Selected passage:

● ● ● ● ●

Meta’s announcement that Instagram will no longer encrypt direct messages from May 8, 2026, has generated a wave of reactions across the technology industry, civil society, and law enforcement communities. The decision, shared through low-key documentation updates rather than a formal press release, has reignited one of the most contentious debates in digital privacy: who should have the right to read your private messages?
Mark Zuckerberg’s 2019 promise to bring encryption to all Meta platforms set expectations that the company is now walking back. The feature was eventually introduced on Instagram in 2023 as an opt-in option, but the majority of users never engaged with it. Meta is using this outcome to justify removing the feature entirely, while directing encryption-preferring users to WhatsApp.
Law enforcement agencies that had long pressed Meta to abandon encryption are cautiously welcoming the development. For years, agencies including the FBI, Interpol, the UK’s National Crime Agency, and the Australian Federal Police argued that end-to-end encryption created safe spaces for criminals. The removal of encryption from Instagram — one of the world’s most used platforms — is a development those agencies had sought for some time.

● ● ● ● ●

Raw data:
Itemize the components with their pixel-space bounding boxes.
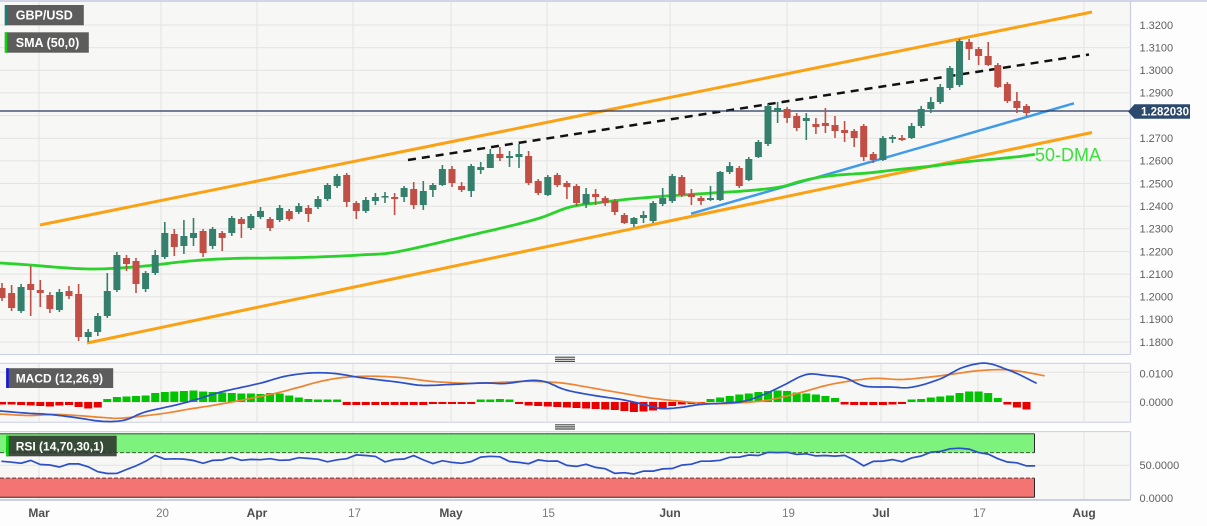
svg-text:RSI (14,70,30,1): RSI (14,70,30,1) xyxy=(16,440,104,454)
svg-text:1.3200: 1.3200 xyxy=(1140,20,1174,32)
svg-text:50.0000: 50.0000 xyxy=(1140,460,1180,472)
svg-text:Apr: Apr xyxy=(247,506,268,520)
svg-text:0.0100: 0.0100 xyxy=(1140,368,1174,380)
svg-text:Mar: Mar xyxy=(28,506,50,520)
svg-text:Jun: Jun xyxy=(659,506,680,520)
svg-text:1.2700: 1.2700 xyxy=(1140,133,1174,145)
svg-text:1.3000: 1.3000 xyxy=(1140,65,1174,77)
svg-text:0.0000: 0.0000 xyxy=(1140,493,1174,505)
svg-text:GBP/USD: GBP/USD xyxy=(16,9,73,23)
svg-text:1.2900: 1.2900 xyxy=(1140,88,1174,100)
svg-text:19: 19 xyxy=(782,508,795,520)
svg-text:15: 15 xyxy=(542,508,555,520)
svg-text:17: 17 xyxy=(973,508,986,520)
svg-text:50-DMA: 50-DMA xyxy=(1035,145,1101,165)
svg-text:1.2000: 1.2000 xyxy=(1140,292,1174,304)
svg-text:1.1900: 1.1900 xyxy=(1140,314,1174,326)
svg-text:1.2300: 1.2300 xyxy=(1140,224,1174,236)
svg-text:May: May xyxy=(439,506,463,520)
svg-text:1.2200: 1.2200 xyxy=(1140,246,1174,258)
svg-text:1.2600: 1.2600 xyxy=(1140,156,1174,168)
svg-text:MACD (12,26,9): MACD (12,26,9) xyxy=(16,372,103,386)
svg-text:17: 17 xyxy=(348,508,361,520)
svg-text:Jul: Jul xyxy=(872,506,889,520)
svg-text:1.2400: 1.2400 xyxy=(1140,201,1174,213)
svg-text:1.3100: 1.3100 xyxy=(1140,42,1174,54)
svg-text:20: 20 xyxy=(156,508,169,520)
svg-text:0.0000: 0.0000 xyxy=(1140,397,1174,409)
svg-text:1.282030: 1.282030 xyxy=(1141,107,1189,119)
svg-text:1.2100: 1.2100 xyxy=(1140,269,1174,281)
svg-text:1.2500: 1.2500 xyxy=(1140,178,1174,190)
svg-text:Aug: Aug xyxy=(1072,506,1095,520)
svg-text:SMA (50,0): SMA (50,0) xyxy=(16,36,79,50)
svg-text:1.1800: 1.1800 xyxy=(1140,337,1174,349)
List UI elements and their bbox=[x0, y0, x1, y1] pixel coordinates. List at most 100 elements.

● ● ● ● ●

Written task 1: Reproduce the passage of the article on Instagram encryption from "Mark Zuckerberg’s 2019" to "for some time.".
Written task 2:
Answer the following questions using the article on Instagram encryption.
(a) From what date will Instagram no longer encrypt direct messages?
(b) In what year was encryption introduced on Instagram as an opt-in option?
(c) Which agency of the United Kingdom is named among those that argued against end-to-end encryption?

Worked solution 1:
Mark Zuckerberg’s 2019 promise to bring encryption to all Meta platforms set expectations that the company is now walking back. The feature was eventually introduced on Instagram in 2023 as an opt-in option, but the majority of users never engaged with it. Meta is using this outcome to justify removing the feature entirely, while directing encryption-preferring users to WhatsApp.
Law enforcement agencies that had long pressed Meta to abandon encryption are cautiously welcoming the development. For years, agencies including the FBI, Interpol, the UK’s National Crime Agency, and the Australian Federal Police argued that end-to-end encryption created safe spaces for criminals. The removal of encryption from Instagram — one of the world’s most used platforms — is a development those agencies had sought for some time.

Worked solution 2:
(a) May 8, 2026
(b) 2023
(c) The National Crime Agency